Prompt: Report every line in the listing below where the string "العبد" shows up.

(Data records)
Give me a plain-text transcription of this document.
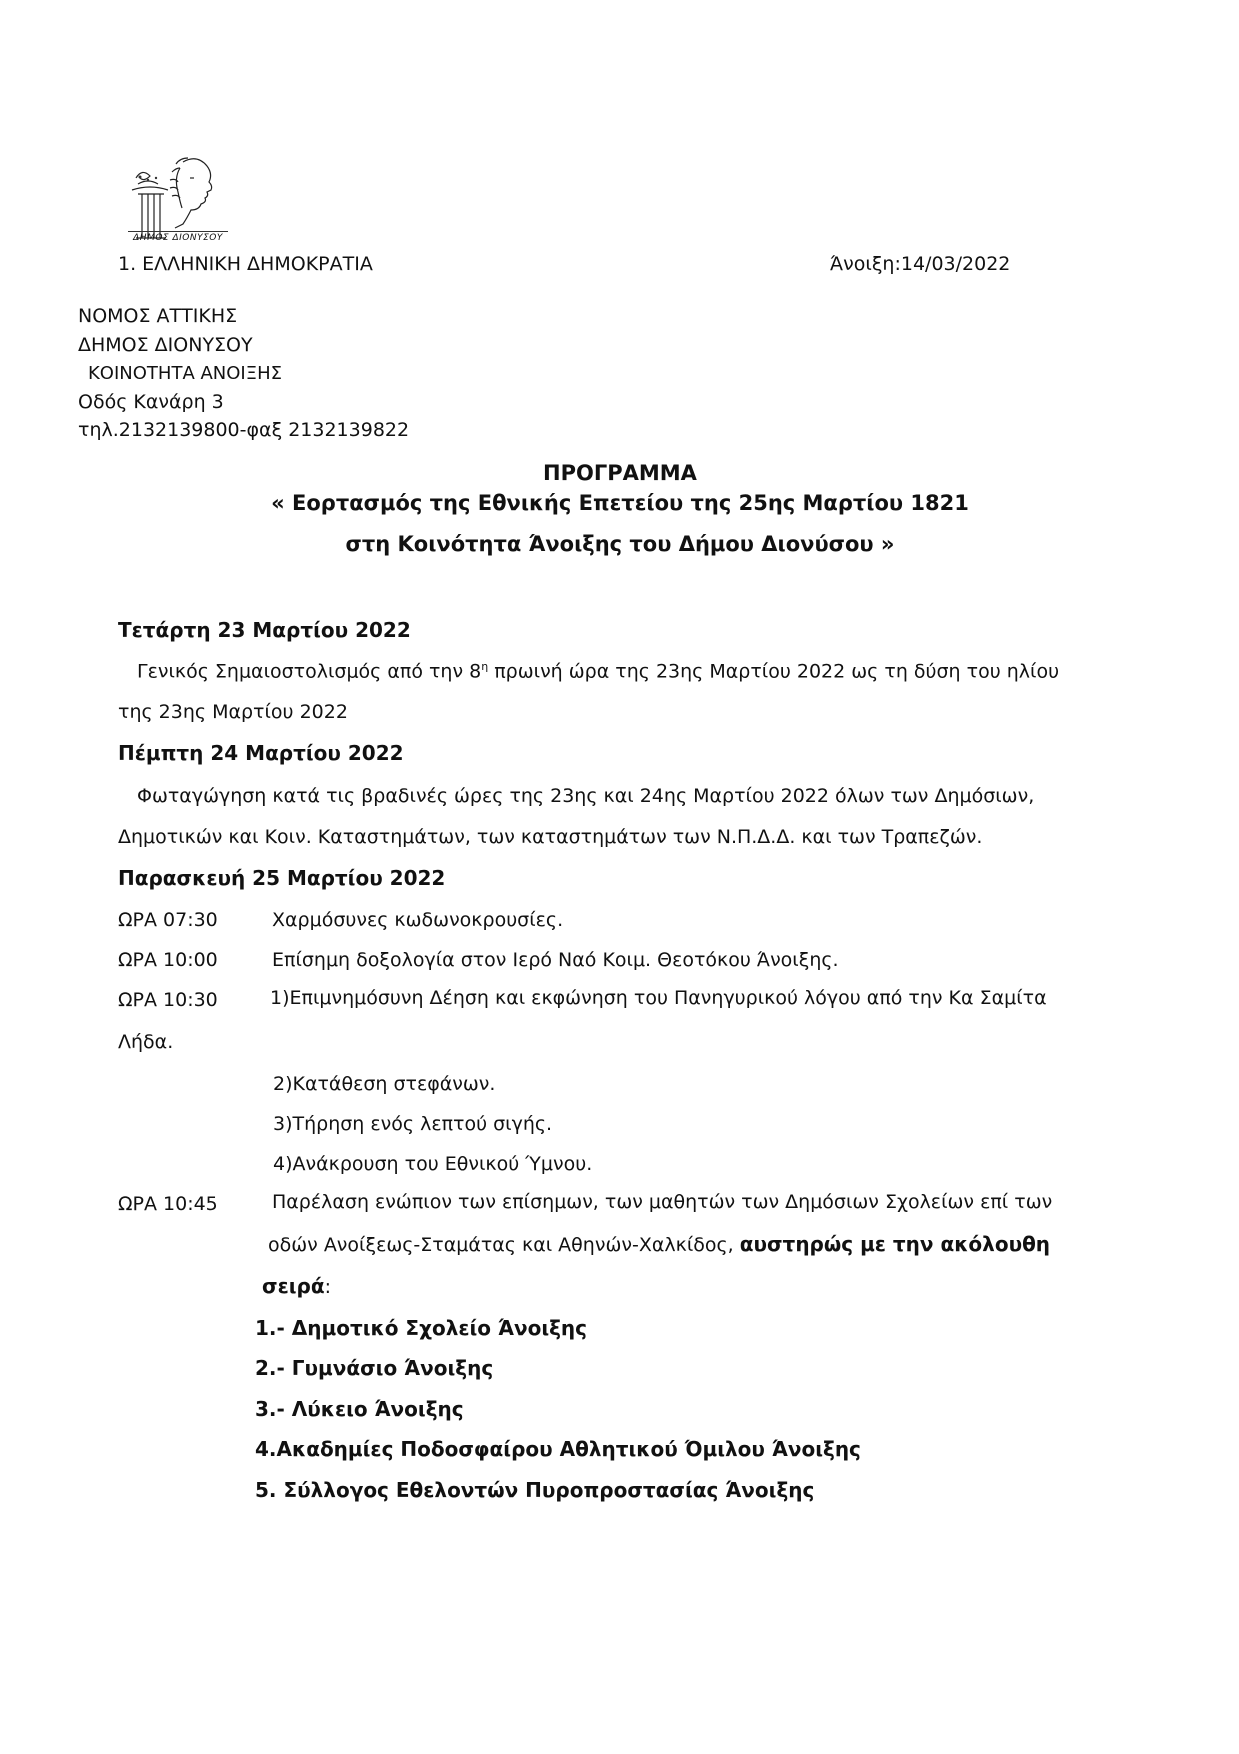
ΔΗΜΟΣ ΔΙΟΝΥΣΟΥ
1. ΕΛΛΗΝΙΚΗ ΔΗΜΟΚΡΑΤΙΑ	Άνοιξη:14/03/2022
ΝΟΜΟΣ ΑΤΤΙΚΗΣ
ΔΗΜΟΣ ΔΙΟΝΥΣΟΥ
ΚΟΙΝΟΤΗΤΑ ΑΝΟΙΞΗΣ
Οδός Κανάρη 3
τηλ.2132139800-φαξ 2132139822
ΠΡΟΓΡΑΜΜΑ
« Εορτασμός της Εθνικής Επετείου της 25ης Μαρτίου 1821
στη Κοινότητα Άνοιξης του Δήμου Διονύσου »
Τετάρτη 23 Μαρτίου 2022
Γενικός Σημαιοστολισμός από την $8^\eta$ πρωινή ώρα της 23ης Μαρτίου 2022 ως τη δύση του ηλίου
της 23ης Μαρτίου 2022
Πέμπτη 24 Μαρτίου 2022
Φωταγώγηση κατά τις βραδινές ώρες της 23ης και 24ης Μαρτίου 2022 όλων των Δημόσιων,
Δημοτικών και Κοιν. Καταστημάτων, των καταστημάτων των Ν.Π.Δ.Δ. και των Τραπεζών.
Παρασκευή 25 Μαρτίου 2022
ΩΡΑ 07:30	Χαρμόσυνες κωδωνοκρουσίες.
ΩΡΑ 10:00	Επίσημη δοξολογία στον Ιερό Ναό Κοιμ. Θεοτόκου Άνοιξης.
ΩΡΑ 10:30	1)Επιμνημόσυνη Δέηση και εκφώνηση του Πανηγυρικού λόγου από την Κα Σαμίτα
Λήδα.
2)Κατάθεση στεφάνων.
3)Τήρηση ενός λεπτού σιγής.
4)Ανάκρουση του Εθνικού Ύμνου.
ΩΡΑ 10:45	Παρέλαση ενώπιον των επίσημων, των μαθητών των Δημόσιων Σχολείων επί των
οδών Ανοίξεως-Σταμάτας και Αθηνών-Χαλκίδος, αυστηρώς με την ακόλουθη
σειρά:
1.- Δημοτικό Σχολείο Άνοιξης
2.- Γυμνάσιο Άνοιξης
3.- Λύκειο Άνοιξης
4.Ακαδημίες Ποδοσφαίρου Αθλητικού Όμιλου Άνοιξης
5. Σύλλογος Εθελοντών Πυροπροστασίας Άνοιξης
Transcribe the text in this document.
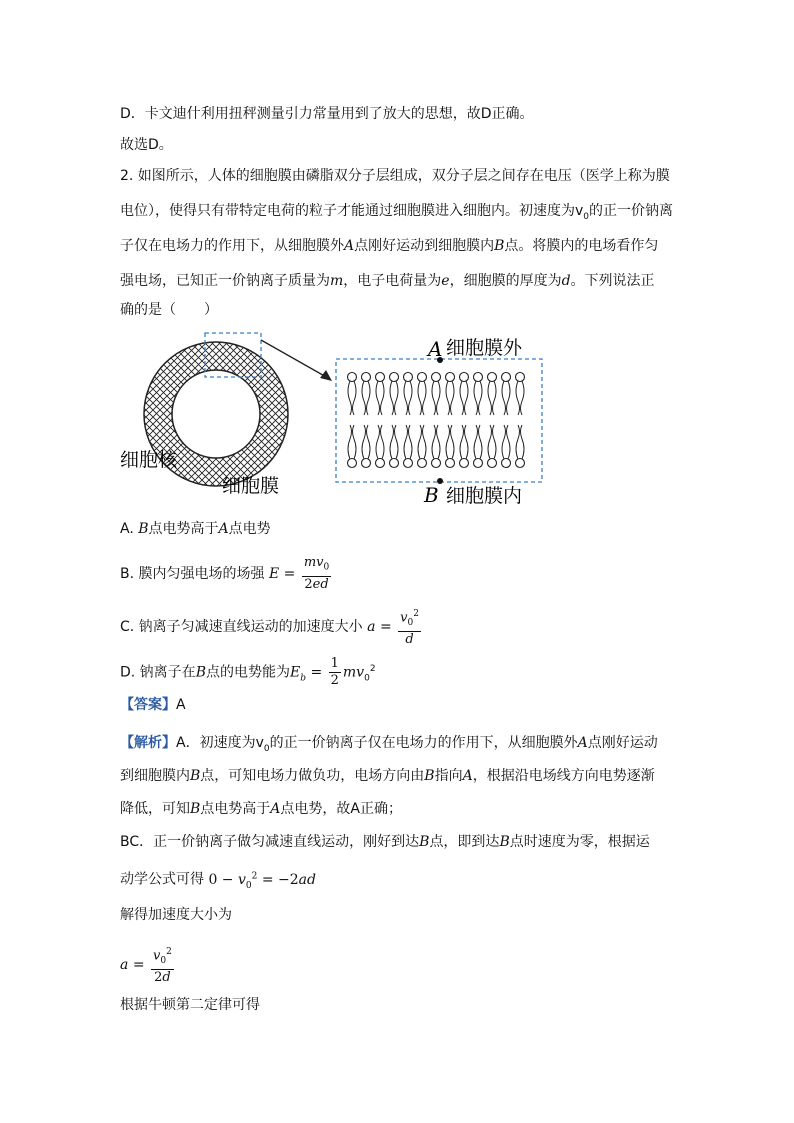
D．卡文迪什利用扭秤测量引力常量用到了放大的思想，故D正确。
故选D。
2. 如图所示，人体的细胞膜由磷脂双分子层组成，双分子层之间存在电压（医学上称为膜
电位），使得只有带特定电荷的粒子才能通过细胞膜进入细胞内。初速度为$v_0$的正一价钠离
子仅在电场力的作用下，从细胞膜外A点刚好运动到细胞膜内B点。将膜内的电场看作匀
强电场，已知正一价钠离子质量为m，电子电荷量为e，细胞膜的厚度为d。下列说法正
确的是（　　）
A 细胞膜外
B 细胞膜内
细胞核
细胞膜
A. B点电势高于A点电势
B. 膜内匀强电场的场强 $E = \frac{mv_0}{2ed}$
C. 钠离子匀减速直线运动的加速度大小 $a = \frac{v_0^2}{d}$
D. 钠离子在B点的电势能为$E_b = \frac{1}{2} mv_0^2$
【答案】A
【解析】A．初速度为$v_0$的正一价钠离子仅在电场力的作用下，从细胞膜外A点刚好运动
到细胞膜内B点，可知电场力做负功，电场方向由B指向A，根据沿电场线方向电势逐渐
降低，可知B点电势高于A点电势，故A正确；
BC．正一价钠离子做匀减速直线运动，刚好到达B点，即到达B点时速度为零，根据运
动学公式可得 $0 - v_0^2 = -2ad$
解得加速度大小为
$a = \frac{v_0^2}{2d}$
根据牛顿第二定律可得
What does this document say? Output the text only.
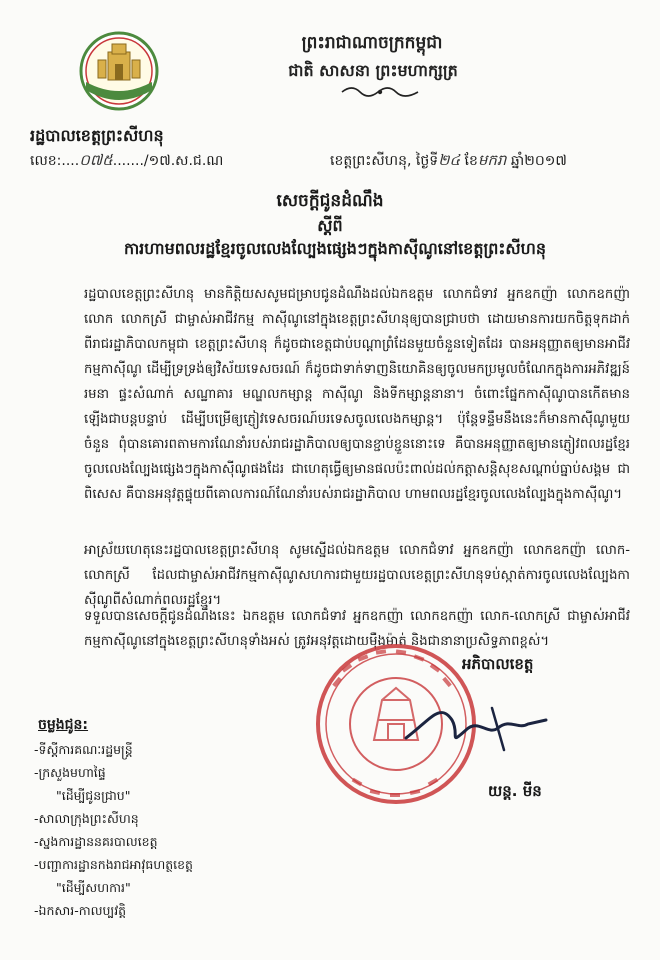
ព្រះរាជាណាចក្រកម្ពុជា
ជាតិ សាសនា ព្រះមហាក្សត្រ
រដ្ឋបាលខេត្តព្រះសីហនុ
លេខ:....០៧៥......./១៧.ស.ជ.ណ	ខេត្តព្រះសីហនុ, ថ្ងៃទី២៤ ខែមករា ឆ្នាំ២០១៧
សេចក្តីជូនដំណឹង
ស្តីពី
ការហាមពលរដ្ឋខ្មែរចូលលេងល្បែងផ្សេងៗក្នុងកាស៊ីណូនៅខេត្តព្រះសីហនុ
រដ្ឋបាលខេត្តព្រះសីហនុ មានកិត្តិយសសូមជម្រាបជូនដំណឹងដល់ឯកឧត្តម លោកជំទាវ អ្នកឧកញ៉ា លោកឧកញ៉ា លោក លោកស្រី ជាម្ចាស់អាជីវកម្ម កាស៊ីណូនៅក្នុងខេត្តព្រះសីហនុឲ្យបានជ្រាបថា ដោយមានការយកចិត្តទុកដាក់ពីរាជរដ្ឋាភិបាលកម្ពុជា ខេត្តព្រះសីហនុ ក៏ដូចជាខេត្តជាប់បណ្តាព្រំដែនមួយចំនួនទៀតដែរ បានអនុញ្ញាតឲ្យមានអាជីវកម្មកាស៊ីណូ ដើម្បីទ្រទ្រង់ឲ្យវិស័យទេសចរណ៍ ក៏ដូចជាទាក់ទាញនិយោគិនឲ្យចូលមកប្រមូលចំណែកក្នុងការអភិវឌ្ឍន៍រមនា ផ្ទះសំណាក់ សណ្ឋាគារ មណ្ឌលកម្សាន្ត កាស៊ីណូ និងទីកម្សាន្តនានា។ ចំពោះផ្នែកកាស៊ីណូបានកើតមានឡើងជាបន្តបន្ទាប់ ដើម្បីបម្រើឲ្យភ្ញៀវទេសចរណ៍បរទេសចូលលេងកម្សាន្ត។ ប៉ុន្តែទន្ទឹមនឹងនេះក៏មានកាស៊ីណូមួយចំនួន ពុំបានគោរពតាមការណែនាំរបស់រាជរដ្ឋាភិបាលឲ្យបានខ្ជាប់ខ្ជួននោះទេ គឺបានអនុញ្ញាតឲ្យមានភ្ញៀវពលរដ្ឋខ្មែរ ចូលលេងល្បែងផ្សេងៗក្នុងកាស៊ីណូផងដែរ ជាហេតុធ្វើឲ្យមានផលប៉ះពាល់ដល់កត្តាសន្តិសុខសណ្តាប់ធ្នាប់សង្គម ជាពិសេស គឺបានអនុវត្តផ្ទុយពីគោលការណ៍ណែនាំរបស់រាជរដ្ឋាភិបាល ហាមពលរដ្ឋខ្មែរចូលលេងល្បែងក្នុងកាស៊ីណូ។
អាស្រ័យហេតុនេះរដ្ឋបាលខេត្តព្រះសីហនុ សូមស្នើដល់ឯកឧត្តម លោកជំទាវ អ្នកឧកញ៉ា លោកឧកញ៉ា លោក-លោកស្រី ដែលជាម្ចាស់អាជីវកម្មកាស៊ីណូសហការជាមួយរដ្ឋបាលខេត្តព្រះសីហនុទប់ស្កាត់ការចូលលេងល្បែងកាស៊ីណូពីសំណាក់ពលរដ្ឋខ្មែរ។
ទទួលបានសេចក្តីជូនដំណឹងនេះ ឯកឧត្តម លោកជំទាវ អ្នកឧកញ៉ា លោកឧកញ៉ា លោក-លោកស្រី ជាម្ចាស់អាជីវកម្មកាស៊ីណូនៅក្នុងខេត្តព្រះសីហនុទាំងអស់ ត្រូវអនុវត្តដោយម៉ឺងម៉ាត់ និងជានានាប្រសិទ្ធភាពខ្ពស់។
អភិបាលខេត្ត
យន្ត. មីន
ចម្លងជូន:
-ទីស្តីការគណៈរដ្ឋមន្ត្រី
-ក្រសួងមហាផ្ទៃ
"ដើម្បីជូនជ្រាប"
-សាលាក្រុងព្រះសីហនុ
-ស្នងការដ្ឋាននគរបាលខេត្ត
-បញ្ជាការដ្ឋានកងរាជអាវុធហត្ថខេត្ត
"ដើម្បីសហការ"
-ឯកសារ-កាលប្បវត្តិ
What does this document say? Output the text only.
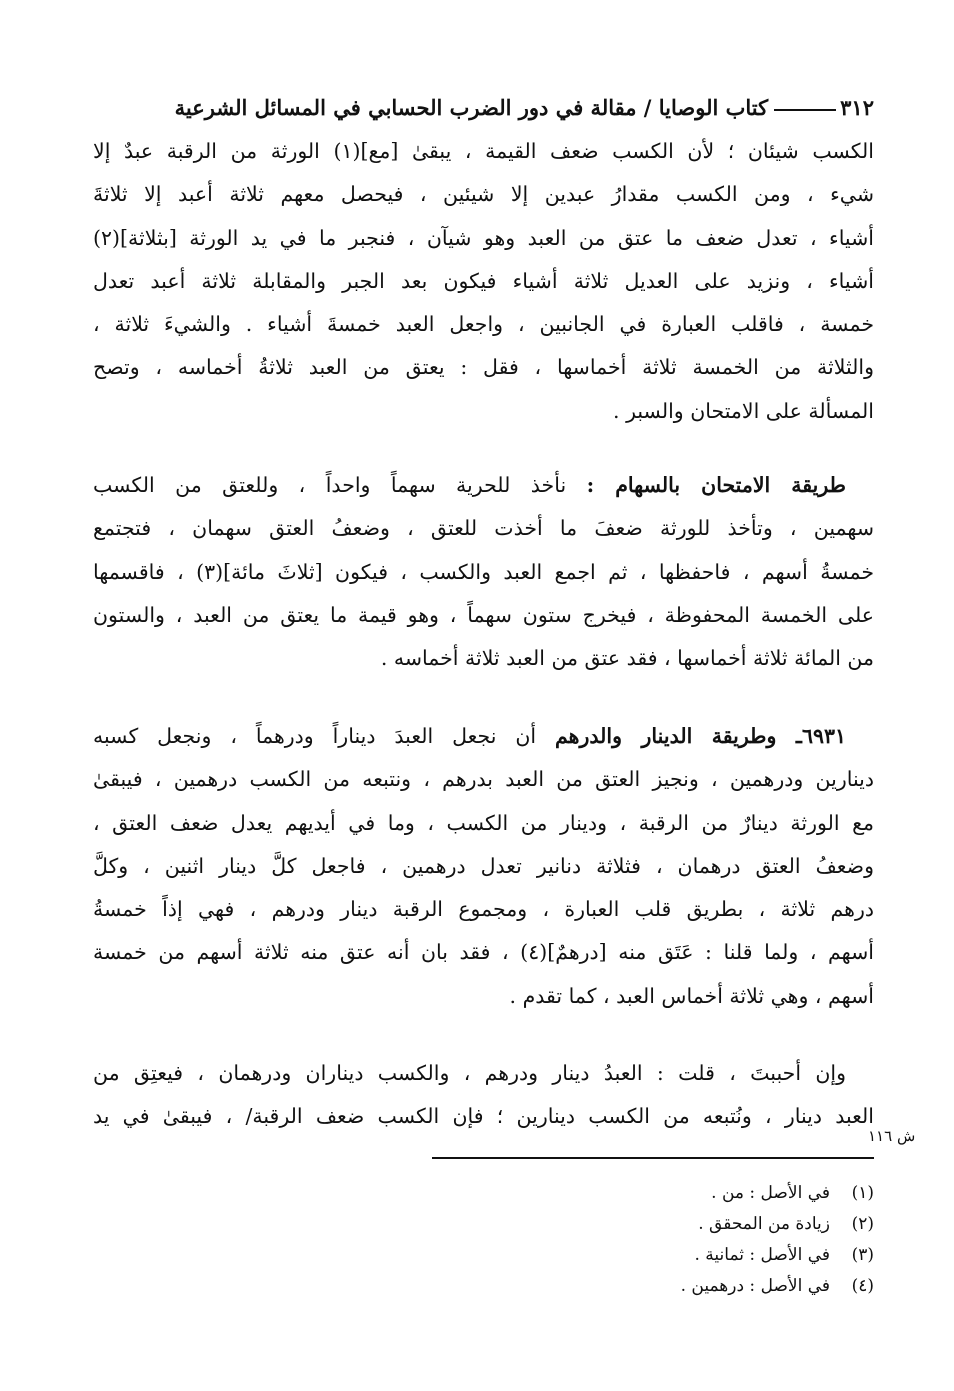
٣١٢
كتاب الوصايا / مقالة في دور الضرب الحسابي في المسائل الشرعية
الكسب شيئان ؛ لأن الكسب ضعف القيمة ، يبقىٰ [مع](١) الورثة من الرقبة عبدٌ إلا
شيء ، ومن الكسب مقدارُ عبدين إلا شيئين ، فيحصل معهم ثلاثة أعبد إلا ثلاثةَ
أشياء ، تعدل ضعف ما عتق من العبد وهو شيآن ، فنجبر ما في يد الورثة [بثلاثة](٢)
أشياء ، ونزيد على العديل ثلاثة أشياء فيكون بعد الجبر والمقابلة ثلاثة أعبد تعدل
خمسة ، فاقلب العبارة في الجانبين ، واجعل العبد خمسةَ أشياء . والشيءَ ثلاثة ،
والثلاثة من الخمسة ثلاثة أخماسها ، فقل : يعتق من العبد ثلاثةُ أخماسه ، وتصح
المسألة على الامتحان والسبر .
طريقة الامتحان بالسهام : نأخذ للحرية سهماً واحداً ، وللعتق من الكسب
سهمين ، وتأخذ للورثة ضعفَ ما أخذت للعتق ، وضعفُ العتق سهمان ، فتجتمع
خمسةُ أسهم ، فاحفظها ، ثم اجمع العبد والكسب ، فيكون [ثلاثَ مائة](٣) ، فاقسمها
على الخمسة المحفوظة ، فيخرج ستون سهماً ، وهو قيمة ما يعتق من العبد ، والستون
من المائة ثلاثة أخماسها ، فقد عتق من العبد ثلاثة أخماسه .
٦٩٣١ـ وطريقة الدينار والدرهم أن نجعل العبدَ ديناراً ودرهماً ، ونجعل كسبه
دينارين ودرهمين ، ونجيز العتق من العبد بدرهم ، ونتبعه من الكسب درهمين ، فيبقىٰ
مع الورثة دينارٌ من الرقبة ، ودينار من الكسب ، وما في أيديهم يعدل ضعف العتق ،
وضعفُ العتق درهمان ، فثلاثة دنانير تعدل درهمين ، فاجعل كلَّ دينار اثنين ، وكلَّ
درهم ثلاثة ، بطريق قلب العبارة ، ومجموع الرقبة دينار ودرهم ، فهي إذاً خمسةُ
أسهم ، ولما قلنا : عَتَق منه [درهمٌ](٤) ، فقد بان أنه عتق منه ثلاثة أسهم من خمسة
أسهم ، وهي ثلاثة أخماس العبد ، كما تقدم .
وإن أحببتَ ، قلت : العبدُ دينار ودرهم ، والكسب ديناران ودرهمان ، فيعتِق من
العبد دينار ، ونُتبعه من الكسب دينارين ؛ فإن الكسب ضعف الرقبة/ ، فيبقىٰ في يد
ش ١١٦
(١)في الأصل : من .
(٢)زيادة من المحقق .
(٣)في الأصل : ثمانية .
(٤)في الأصل : درهمين .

Reply:
أشياء ، تعدل ضعف ما عتق من العبد وهو شيآن ، فنجبر ما في يد الورثة [بثلاثة](٢)
خمسة ، فاقلب العبارة في الجانبين ، واجعل العبد خمسةَ أشياء . والشيءَ ثلاثة ،
والثلاثة من الخمسة ثلاثة أخماسها ، فقل : يعتق من العبد ثلاثةُ أخماسه ، وتصح
خمسةُ أسهم ، فاحفظها ، ثم اجمع العبد والكسب ، فيكون [ثلاثَ مائة](٣) ، فاقسمها
على الخمسة المحفوظة ، فيخرج ستون سهماً ، وهو قيمة ما يعتق من العبد ، والستون
من المائة ثلاثة أخماسها ، فقد عتق من العبد ثلاثة أخماسه .
٦٩٣١ـ وطريقة الدينار والدرهم أن نجعل العبدَ ديناراً ودرهماً ، ونجعل كسبه
دينارين ودرهمين ، ونجيز العتق من العبد بدرهم ، ونتبعه من الكسب درهمين ، فيبقىٰ
أسهم ، وهي ثلاثة أخماس العبد ، كما تقدم .
وإن أحببتَ ، قلت : العبدُ دينار ودرهم ، والكسب ديناران ودرهمان ، فيعتِق من
العبد دينار ، ونُتبعه من الكسب دينارين ؛ فإن الكسب ضعف الرقبة/ ، فيبقىٰ في يد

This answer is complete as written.